### GOAL OF THE EXERCISE
In the entries below, find every line holding the string "Matematica" and collect it.
[begin THE DATA]
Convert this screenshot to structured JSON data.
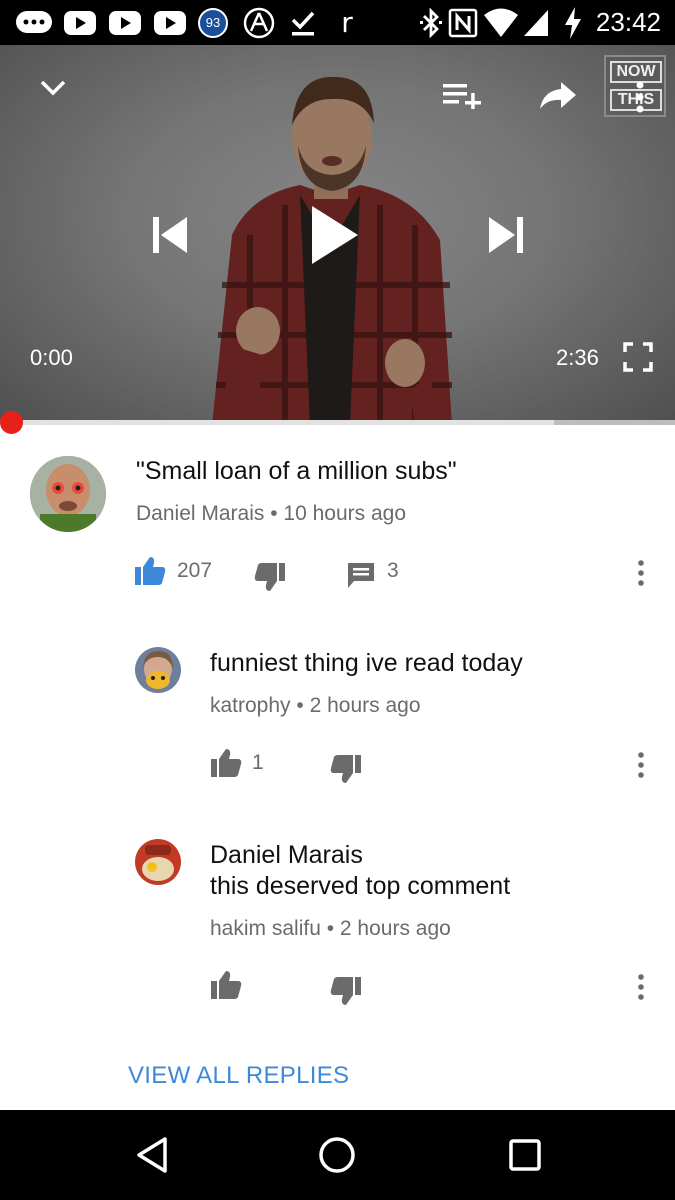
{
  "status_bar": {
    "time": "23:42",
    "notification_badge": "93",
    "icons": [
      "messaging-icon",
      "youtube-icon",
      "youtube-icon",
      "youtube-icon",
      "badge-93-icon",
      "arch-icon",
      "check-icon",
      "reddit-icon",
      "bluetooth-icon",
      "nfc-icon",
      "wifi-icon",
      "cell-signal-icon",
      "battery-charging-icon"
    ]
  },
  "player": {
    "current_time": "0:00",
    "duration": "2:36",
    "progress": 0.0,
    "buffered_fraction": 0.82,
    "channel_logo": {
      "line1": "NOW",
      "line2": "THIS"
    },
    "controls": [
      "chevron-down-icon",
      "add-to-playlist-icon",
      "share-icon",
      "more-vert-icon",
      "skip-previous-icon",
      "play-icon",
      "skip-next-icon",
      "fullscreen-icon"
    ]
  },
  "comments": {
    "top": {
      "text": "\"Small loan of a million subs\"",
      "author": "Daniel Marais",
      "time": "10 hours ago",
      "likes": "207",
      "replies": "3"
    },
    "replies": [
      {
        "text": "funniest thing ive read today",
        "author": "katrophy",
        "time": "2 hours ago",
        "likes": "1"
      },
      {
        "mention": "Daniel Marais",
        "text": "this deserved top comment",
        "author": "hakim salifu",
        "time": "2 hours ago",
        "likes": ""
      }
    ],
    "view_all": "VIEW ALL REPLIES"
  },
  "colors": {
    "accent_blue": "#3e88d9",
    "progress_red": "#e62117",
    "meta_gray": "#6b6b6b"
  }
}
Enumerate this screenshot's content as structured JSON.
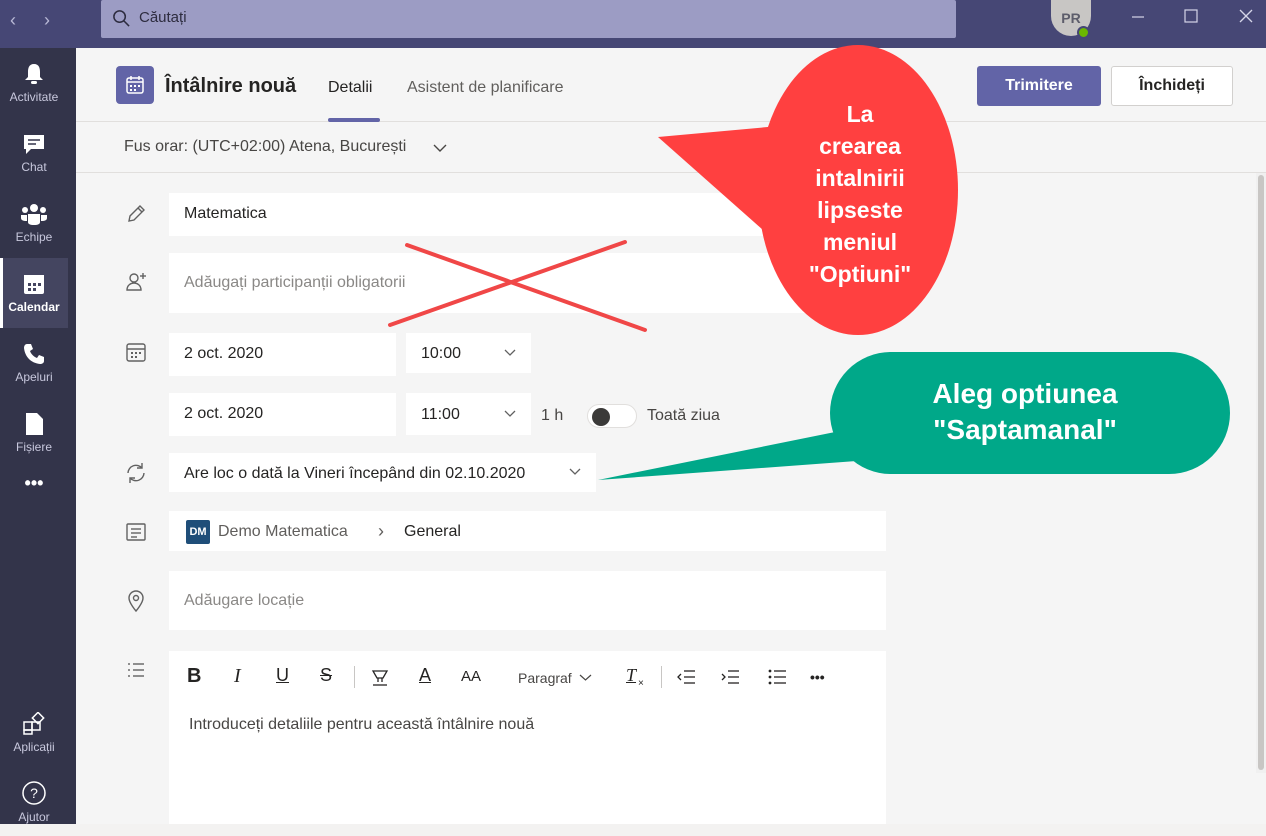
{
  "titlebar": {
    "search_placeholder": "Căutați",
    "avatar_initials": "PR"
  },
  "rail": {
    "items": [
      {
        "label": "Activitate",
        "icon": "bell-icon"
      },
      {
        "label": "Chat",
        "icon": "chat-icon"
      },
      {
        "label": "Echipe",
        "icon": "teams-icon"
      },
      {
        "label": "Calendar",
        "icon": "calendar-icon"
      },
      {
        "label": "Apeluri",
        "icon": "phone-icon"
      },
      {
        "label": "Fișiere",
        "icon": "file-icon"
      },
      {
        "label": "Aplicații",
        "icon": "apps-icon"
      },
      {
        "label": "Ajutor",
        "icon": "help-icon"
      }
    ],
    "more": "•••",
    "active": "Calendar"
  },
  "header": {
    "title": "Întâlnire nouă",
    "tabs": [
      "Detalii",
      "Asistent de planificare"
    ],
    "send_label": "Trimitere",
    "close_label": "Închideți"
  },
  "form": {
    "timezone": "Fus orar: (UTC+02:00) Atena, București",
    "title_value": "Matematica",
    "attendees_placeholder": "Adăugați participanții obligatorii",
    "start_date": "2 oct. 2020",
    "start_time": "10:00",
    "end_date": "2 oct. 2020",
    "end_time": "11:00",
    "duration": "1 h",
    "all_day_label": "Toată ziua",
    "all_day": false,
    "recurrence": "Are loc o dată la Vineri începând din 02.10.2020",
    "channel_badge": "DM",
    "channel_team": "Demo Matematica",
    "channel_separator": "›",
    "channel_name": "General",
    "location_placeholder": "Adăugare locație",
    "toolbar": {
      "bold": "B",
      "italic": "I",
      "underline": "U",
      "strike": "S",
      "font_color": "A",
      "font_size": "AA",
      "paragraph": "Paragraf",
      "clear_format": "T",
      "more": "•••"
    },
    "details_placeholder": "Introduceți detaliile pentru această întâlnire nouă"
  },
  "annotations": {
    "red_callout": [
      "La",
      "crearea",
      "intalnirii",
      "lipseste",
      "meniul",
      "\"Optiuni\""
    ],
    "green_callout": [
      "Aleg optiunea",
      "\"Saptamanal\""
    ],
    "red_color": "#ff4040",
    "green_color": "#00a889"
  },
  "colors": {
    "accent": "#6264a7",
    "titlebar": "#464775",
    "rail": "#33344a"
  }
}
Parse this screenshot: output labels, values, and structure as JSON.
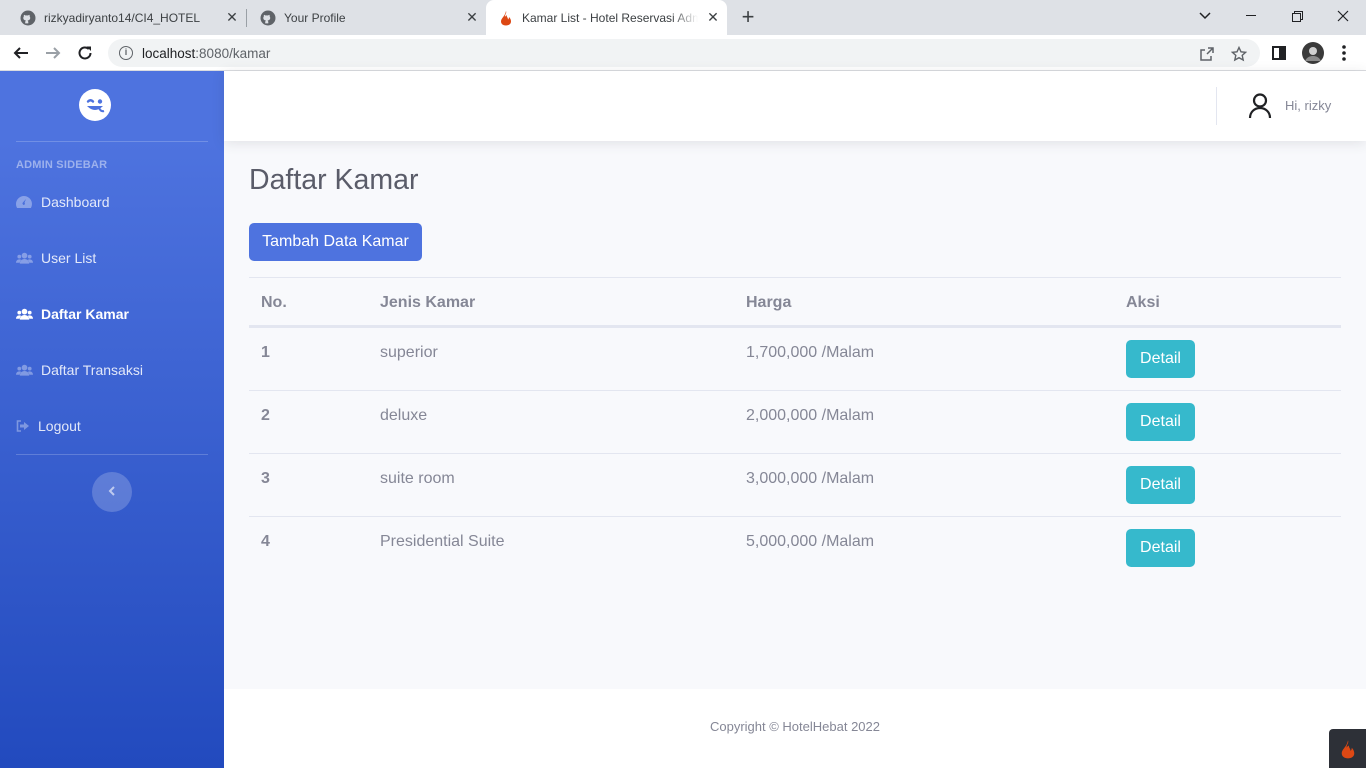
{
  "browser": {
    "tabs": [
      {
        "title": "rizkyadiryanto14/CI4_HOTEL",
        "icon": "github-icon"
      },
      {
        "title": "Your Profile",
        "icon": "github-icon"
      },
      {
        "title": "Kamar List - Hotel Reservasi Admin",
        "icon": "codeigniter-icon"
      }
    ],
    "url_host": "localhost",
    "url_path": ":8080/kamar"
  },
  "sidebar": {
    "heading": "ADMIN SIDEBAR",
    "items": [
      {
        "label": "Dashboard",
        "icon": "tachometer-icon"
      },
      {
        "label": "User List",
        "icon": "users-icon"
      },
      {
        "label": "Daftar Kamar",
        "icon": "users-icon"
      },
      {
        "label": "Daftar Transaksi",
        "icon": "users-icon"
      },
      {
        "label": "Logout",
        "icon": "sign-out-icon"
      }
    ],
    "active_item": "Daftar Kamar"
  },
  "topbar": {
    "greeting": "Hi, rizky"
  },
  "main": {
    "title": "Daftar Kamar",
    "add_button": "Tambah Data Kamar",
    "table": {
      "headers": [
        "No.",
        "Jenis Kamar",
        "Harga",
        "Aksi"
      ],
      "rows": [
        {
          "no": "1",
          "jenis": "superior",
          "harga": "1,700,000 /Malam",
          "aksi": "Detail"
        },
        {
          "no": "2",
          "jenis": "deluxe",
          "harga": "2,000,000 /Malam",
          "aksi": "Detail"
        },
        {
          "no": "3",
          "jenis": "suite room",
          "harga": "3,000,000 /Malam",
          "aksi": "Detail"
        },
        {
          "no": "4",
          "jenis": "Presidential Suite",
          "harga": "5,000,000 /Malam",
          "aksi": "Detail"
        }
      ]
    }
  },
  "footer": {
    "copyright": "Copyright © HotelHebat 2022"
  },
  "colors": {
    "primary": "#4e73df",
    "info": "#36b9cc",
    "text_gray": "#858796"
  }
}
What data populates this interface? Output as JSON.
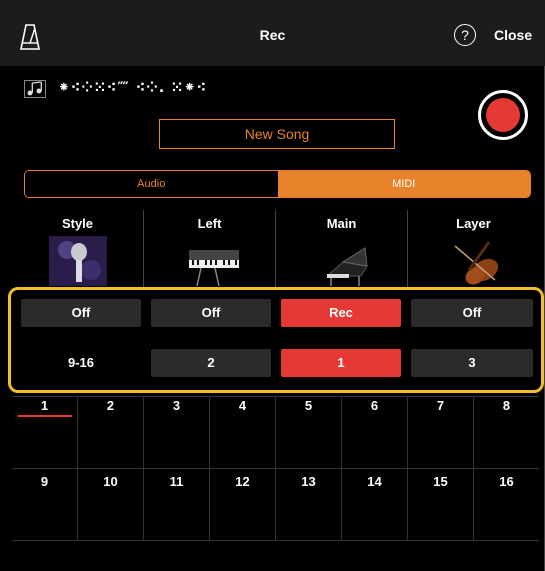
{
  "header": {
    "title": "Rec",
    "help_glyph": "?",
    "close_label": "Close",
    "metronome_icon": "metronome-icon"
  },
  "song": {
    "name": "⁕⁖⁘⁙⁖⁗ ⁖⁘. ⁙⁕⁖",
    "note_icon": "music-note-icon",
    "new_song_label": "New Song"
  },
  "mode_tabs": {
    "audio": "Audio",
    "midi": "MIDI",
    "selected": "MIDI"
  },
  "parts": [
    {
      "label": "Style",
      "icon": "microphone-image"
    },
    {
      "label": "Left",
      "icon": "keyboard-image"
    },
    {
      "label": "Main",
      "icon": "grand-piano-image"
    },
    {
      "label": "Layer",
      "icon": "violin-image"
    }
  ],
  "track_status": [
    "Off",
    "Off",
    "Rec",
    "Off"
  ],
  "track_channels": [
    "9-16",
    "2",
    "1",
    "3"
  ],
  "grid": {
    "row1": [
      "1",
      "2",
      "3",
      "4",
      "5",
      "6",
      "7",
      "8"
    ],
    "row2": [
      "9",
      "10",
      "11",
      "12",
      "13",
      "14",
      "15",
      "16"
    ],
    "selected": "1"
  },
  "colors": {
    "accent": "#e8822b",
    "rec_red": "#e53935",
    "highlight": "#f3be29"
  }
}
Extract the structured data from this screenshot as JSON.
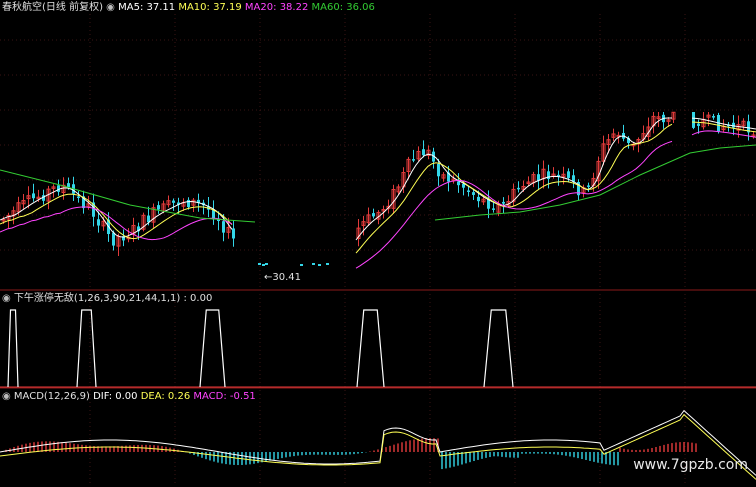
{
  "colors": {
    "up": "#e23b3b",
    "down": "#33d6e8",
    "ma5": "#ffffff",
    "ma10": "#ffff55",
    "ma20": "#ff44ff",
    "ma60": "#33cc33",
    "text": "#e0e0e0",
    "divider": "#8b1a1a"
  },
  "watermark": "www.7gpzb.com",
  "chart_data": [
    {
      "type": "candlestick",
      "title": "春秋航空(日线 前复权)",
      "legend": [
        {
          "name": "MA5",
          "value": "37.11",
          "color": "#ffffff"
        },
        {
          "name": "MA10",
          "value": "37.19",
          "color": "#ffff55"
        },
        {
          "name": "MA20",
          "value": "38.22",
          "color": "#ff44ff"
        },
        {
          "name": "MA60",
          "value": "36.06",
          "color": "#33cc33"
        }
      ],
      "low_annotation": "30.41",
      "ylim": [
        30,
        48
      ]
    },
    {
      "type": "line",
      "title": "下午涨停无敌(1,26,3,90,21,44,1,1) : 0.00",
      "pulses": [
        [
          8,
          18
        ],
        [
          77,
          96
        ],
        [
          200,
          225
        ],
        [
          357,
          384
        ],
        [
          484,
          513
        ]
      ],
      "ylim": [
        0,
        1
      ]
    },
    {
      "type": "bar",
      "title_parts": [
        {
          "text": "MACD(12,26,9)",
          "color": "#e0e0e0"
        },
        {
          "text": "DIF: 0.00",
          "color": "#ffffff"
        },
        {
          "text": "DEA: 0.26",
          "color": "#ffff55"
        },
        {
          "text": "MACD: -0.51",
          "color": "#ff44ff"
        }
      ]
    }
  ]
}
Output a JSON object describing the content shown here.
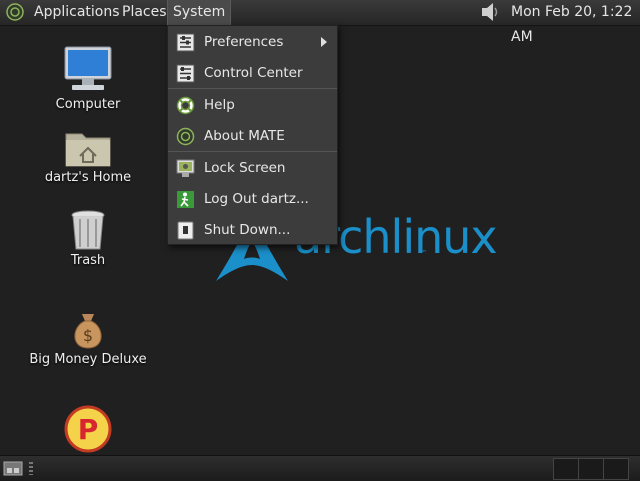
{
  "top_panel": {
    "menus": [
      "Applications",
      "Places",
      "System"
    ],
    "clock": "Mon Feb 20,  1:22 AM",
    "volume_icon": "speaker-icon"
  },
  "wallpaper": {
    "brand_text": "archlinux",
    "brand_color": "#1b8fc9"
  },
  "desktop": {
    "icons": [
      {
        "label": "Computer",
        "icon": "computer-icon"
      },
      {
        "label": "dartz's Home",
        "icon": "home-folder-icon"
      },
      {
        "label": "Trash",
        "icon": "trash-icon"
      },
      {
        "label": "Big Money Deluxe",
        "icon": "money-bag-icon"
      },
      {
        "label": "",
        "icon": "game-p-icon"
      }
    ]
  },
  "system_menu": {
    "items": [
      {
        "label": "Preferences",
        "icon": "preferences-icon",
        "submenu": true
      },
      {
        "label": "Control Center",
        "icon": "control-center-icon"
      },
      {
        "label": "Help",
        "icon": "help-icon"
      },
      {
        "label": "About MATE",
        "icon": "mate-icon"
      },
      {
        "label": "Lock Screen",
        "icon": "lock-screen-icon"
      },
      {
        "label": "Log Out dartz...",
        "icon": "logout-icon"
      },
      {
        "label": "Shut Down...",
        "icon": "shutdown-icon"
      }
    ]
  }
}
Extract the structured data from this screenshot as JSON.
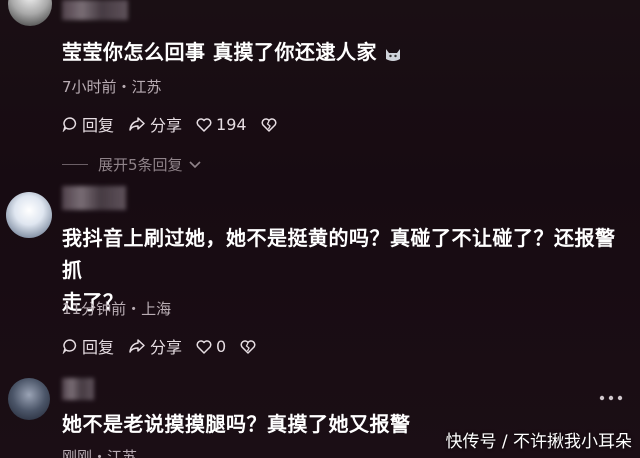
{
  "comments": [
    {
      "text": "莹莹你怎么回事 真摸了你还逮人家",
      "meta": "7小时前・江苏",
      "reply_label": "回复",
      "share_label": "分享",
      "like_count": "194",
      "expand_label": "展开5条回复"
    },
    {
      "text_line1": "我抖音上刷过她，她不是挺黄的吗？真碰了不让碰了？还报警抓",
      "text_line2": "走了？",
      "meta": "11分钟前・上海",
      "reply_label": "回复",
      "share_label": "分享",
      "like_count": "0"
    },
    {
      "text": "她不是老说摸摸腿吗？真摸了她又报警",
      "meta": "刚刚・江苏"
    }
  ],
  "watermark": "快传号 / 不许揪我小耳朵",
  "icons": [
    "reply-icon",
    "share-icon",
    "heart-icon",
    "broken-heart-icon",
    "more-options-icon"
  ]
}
[end THE DATA]
### FULL RESPONSE
    "title_value": "Matematica",
    "channel_team": "Demo Matematica",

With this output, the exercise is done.